- Description of the task:
Using the records below, please work out how many lines contain "JSON"; answer with the number alone.

- Entries provided:
START
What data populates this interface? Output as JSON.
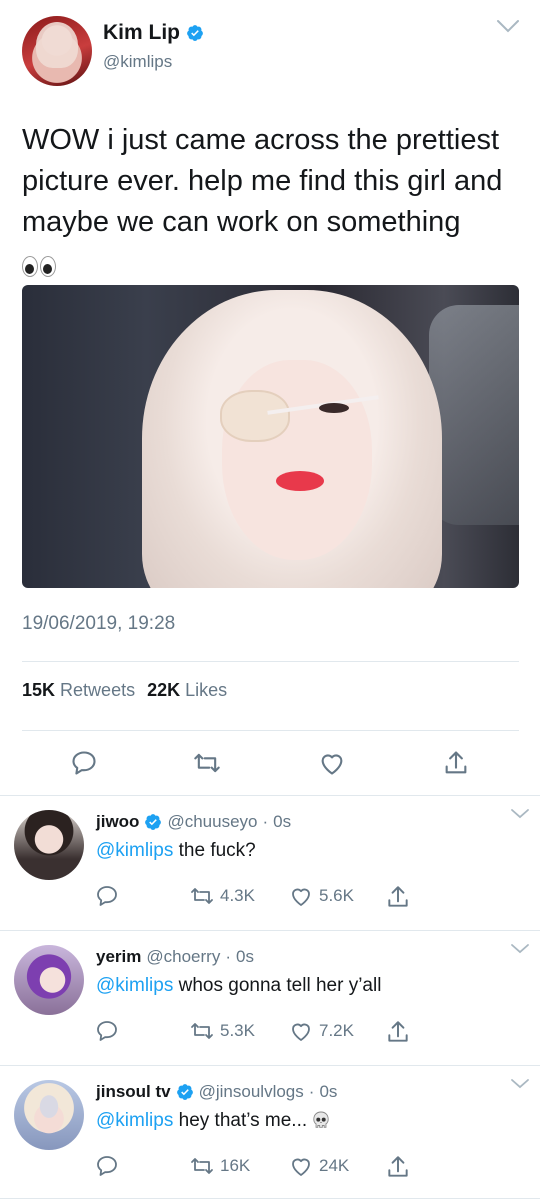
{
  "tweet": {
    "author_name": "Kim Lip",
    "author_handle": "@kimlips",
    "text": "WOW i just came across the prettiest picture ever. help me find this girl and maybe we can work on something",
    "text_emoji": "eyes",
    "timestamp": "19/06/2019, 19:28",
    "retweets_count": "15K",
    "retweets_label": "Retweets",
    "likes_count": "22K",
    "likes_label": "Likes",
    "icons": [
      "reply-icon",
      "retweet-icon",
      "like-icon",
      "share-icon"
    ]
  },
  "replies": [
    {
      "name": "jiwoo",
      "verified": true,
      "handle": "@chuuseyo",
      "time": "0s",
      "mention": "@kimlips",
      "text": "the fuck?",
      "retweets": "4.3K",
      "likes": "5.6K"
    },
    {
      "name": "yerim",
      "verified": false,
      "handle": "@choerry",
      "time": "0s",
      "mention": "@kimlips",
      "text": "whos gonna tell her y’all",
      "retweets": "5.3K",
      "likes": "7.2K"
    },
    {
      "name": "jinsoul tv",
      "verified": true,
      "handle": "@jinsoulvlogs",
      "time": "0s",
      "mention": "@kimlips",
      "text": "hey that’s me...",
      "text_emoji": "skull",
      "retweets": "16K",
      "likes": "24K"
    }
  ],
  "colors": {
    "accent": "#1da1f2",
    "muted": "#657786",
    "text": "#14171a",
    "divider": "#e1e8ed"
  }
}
END
START
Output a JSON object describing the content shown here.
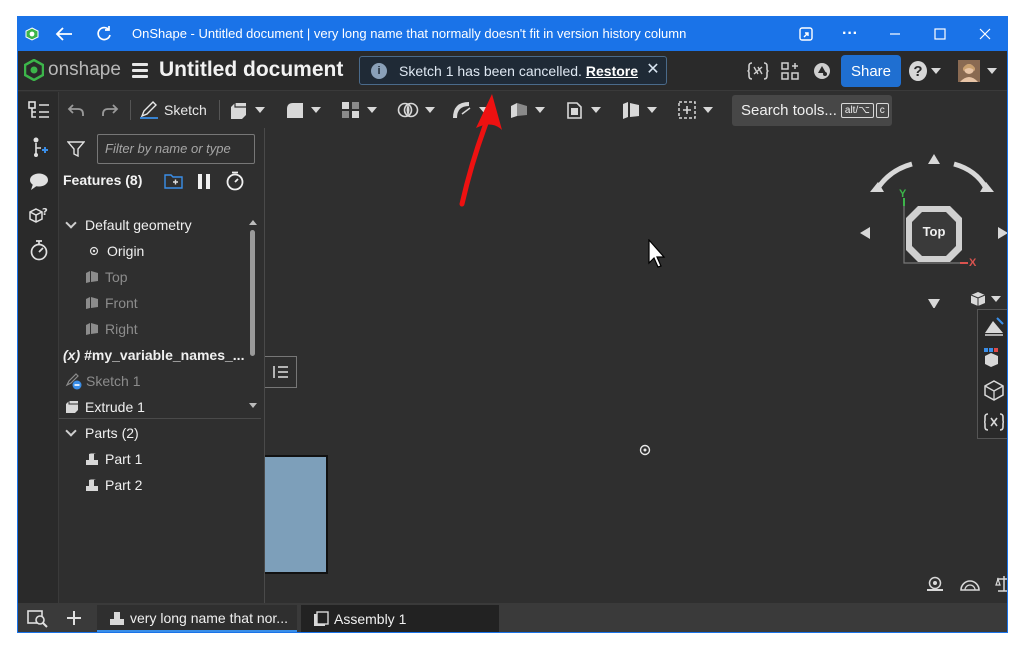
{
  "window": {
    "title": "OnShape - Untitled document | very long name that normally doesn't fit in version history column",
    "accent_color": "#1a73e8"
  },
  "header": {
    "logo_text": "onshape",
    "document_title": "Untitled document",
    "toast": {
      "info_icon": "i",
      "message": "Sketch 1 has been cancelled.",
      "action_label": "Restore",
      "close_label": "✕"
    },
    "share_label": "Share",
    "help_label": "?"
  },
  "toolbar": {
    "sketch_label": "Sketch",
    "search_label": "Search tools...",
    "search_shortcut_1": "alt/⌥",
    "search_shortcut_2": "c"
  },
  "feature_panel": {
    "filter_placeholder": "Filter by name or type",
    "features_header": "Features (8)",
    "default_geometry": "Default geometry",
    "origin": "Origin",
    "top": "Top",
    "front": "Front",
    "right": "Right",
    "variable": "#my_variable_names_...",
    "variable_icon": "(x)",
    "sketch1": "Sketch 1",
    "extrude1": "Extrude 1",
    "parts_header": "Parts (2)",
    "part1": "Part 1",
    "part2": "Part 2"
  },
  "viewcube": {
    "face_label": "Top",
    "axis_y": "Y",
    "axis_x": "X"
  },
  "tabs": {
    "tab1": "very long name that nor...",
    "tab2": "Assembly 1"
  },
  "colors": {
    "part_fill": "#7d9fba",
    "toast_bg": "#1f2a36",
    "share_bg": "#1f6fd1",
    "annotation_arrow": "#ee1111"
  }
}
END
- Complete answer:
2